### Task requirements
Collect every line in the records below that contains the word "ratio".

*** Task inputs

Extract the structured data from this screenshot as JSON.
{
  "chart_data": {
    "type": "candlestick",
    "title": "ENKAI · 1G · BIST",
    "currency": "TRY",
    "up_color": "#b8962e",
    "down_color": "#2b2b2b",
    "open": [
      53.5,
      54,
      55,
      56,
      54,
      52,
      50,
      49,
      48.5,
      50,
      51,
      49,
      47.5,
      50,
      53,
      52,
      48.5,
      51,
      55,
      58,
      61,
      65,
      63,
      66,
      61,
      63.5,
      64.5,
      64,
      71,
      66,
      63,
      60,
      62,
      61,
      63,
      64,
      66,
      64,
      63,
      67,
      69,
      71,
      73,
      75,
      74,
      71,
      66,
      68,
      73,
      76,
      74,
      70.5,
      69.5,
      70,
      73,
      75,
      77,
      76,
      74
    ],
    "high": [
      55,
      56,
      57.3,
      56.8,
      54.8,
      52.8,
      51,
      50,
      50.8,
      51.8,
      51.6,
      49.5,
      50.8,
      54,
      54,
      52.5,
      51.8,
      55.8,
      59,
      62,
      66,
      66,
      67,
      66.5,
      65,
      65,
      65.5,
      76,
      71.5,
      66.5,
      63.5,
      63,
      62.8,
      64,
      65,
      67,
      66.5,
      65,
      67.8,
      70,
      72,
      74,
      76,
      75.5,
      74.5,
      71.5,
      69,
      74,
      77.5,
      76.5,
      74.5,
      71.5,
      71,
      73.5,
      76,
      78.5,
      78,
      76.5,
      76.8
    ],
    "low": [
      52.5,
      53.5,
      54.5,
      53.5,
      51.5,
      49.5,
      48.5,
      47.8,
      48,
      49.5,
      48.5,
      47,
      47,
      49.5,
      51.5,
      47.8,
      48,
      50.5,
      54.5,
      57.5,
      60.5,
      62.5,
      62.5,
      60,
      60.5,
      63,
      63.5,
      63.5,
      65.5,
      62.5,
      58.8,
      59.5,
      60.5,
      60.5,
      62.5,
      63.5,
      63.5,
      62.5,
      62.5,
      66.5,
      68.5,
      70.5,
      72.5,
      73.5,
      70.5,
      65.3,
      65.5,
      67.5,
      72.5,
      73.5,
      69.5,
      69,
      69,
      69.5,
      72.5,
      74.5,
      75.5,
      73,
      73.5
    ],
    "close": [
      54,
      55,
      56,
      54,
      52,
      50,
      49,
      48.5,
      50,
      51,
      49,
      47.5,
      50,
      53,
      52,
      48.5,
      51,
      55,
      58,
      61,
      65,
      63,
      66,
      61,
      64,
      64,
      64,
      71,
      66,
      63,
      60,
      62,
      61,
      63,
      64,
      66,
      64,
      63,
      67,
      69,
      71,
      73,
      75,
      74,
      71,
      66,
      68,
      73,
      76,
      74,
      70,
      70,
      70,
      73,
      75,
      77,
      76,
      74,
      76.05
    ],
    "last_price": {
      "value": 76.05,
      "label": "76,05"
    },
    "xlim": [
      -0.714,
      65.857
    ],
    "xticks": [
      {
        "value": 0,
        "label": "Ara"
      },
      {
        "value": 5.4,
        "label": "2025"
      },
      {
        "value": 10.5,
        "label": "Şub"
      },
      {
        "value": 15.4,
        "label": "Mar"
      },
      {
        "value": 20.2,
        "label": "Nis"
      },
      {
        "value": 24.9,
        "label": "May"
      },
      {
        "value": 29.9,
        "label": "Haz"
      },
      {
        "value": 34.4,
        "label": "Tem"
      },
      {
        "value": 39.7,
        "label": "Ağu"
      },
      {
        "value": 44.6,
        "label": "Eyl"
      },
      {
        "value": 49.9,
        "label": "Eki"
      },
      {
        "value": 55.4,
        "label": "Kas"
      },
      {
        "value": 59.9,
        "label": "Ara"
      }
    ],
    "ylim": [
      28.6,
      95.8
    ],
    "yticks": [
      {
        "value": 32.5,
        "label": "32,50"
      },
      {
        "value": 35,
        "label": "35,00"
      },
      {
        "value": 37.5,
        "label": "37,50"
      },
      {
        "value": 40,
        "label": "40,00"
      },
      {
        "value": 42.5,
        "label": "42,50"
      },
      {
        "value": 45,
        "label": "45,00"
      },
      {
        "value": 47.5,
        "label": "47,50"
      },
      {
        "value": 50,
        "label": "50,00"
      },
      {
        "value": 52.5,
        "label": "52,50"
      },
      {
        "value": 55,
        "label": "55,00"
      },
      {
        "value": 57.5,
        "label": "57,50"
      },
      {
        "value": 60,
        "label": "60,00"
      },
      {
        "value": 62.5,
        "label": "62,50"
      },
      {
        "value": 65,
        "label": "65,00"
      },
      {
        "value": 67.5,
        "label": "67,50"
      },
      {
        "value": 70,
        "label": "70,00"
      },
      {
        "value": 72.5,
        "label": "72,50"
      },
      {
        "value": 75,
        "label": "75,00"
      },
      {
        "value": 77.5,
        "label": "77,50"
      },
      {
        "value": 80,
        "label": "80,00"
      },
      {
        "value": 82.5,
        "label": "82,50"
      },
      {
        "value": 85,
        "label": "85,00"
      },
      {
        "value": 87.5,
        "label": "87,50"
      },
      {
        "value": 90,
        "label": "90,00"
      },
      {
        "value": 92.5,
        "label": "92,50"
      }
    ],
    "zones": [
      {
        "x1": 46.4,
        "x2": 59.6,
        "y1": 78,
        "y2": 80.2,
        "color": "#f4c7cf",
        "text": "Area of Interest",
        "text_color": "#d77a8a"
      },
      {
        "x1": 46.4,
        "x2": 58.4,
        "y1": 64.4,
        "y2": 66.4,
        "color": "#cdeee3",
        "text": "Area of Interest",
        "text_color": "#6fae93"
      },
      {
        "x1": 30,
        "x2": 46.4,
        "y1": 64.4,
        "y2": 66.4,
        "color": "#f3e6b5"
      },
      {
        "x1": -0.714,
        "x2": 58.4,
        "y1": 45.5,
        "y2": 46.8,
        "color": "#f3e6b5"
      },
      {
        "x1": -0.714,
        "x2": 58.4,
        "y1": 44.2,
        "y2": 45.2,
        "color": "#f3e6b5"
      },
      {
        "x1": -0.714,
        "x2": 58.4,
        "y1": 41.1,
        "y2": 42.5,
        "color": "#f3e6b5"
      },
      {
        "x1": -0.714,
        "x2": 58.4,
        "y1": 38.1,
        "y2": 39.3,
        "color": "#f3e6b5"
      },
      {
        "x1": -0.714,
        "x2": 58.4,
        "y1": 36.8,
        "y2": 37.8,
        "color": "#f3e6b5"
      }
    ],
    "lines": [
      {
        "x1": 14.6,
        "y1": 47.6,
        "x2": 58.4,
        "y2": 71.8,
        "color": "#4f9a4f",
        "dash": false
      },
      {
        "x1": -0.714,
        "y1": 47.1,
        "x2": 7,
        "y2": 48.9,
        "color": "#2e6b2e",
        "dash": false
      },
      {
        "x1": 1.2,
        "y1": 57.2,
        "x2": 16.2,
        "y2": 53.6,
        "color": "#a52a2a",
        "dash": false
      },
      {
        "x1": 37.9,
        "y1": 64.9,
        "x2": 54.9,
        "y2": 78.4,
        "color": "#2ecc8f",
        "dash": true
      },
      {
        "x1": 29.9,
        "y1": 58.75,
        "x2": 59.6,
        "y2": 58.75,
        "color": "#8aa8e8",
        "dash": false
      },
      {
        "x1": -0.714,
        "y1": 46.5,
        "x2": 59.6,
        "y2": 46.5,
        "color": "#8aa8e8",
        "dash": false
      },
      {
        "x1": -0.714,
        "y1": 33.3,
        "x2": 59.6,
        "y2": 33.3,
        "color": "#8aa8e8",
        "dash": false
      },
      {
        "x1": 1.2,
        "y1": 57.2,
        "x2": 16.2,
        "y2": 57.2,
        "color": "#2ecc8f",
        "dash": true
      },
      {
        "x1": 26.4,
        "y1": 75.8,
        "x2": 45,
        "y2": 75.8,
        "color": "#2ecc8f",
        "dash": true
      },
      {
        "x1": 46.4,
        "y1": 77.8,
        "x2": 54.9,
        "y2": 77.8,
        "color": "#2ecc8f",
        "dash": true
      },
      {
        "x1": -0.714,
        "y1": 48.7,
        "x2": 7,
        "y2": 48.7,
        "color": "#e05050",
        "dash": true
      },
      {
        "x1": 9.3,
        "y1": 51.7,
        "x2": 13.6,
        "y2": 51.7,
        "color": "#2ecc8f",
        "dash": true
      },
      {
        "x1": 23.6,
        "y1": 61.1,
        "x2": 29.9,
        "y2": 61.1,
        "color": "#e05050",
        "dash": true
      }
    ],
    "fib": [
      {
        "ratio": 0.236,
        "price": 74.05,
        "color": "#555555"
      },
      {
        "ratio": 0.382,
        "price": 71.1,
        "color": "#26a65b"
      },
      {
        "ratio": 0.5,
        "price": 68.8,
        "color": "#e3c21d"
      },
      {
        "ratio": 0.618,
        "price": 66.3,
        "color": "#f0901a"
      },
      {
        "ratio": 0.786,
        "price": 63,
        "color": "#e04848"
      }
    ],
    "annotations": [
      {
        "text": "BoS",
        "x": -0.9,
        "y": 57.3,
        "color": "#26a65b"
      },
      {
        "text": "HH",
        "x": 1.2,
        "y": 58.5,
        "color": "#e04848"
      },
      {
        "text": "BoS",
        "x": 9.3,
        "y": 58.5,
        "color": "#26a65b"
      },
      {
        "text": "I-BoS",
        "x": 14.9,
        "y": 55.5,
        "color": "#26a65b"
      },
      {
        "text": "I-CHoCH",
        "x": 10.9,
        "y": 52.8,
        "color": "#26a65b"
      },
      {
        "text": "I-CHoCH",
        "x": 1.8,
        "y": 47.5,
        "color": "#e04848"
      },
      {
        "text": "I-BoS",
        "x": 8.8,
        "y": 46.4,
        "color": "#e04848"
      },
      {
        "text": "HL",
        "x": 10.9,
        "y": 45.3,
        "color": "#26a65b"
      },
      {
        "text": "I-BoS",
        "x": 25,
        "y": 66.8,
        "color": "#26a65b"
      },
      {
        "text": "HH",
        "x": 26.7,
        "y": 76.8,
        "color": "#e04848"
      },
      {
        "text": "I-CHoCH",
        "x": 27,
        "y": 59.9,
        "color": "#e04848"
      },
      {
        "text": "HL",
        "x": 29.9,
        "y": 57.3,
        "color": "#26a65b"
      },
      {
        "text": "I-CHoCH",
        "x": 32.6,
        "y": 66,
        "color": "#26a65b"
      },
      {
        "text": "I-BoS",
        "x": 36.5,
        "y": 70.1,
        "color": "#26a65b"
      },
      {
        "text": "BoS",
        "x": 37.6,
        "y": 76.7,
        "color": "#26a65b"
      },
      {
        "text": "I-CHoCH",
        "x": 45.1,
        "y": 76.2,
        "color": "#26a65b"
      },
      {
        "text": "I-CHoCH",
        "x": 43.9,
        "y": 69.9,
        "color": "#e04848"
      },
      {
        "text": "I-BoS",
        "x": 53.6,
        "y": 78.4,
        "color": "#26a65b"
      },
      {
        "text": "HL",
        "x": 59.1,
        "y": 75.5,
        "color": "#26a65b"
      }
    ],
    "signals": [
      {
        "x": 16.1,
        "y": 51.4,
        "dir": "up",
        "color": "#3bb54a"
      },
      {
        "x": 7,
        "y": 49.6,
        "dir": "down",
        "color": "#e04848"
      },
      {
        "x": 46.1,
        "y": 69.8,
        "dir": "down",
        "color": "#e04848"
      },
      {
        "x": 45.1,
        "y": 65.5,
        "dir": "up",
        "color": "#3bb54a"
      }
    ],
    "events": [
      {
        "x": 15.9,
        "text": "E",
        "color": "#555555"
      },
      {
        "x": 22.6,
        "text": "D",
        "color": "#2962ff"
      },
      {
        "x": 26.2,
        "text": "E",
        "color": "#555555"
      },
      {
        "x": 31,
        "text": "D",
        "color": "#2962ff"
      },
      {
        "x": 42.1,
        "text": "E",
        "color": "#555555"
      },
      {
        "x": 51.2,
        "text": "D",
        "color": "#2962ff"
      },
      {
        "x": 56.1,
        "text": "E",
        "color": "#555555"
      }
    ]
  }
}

******

### Output of the task
        "ratio": 0.236,
        "ratio": 0.382,
        "ratio": 0.5,
        "ratio": 0.618,
        "ratio": 0.786,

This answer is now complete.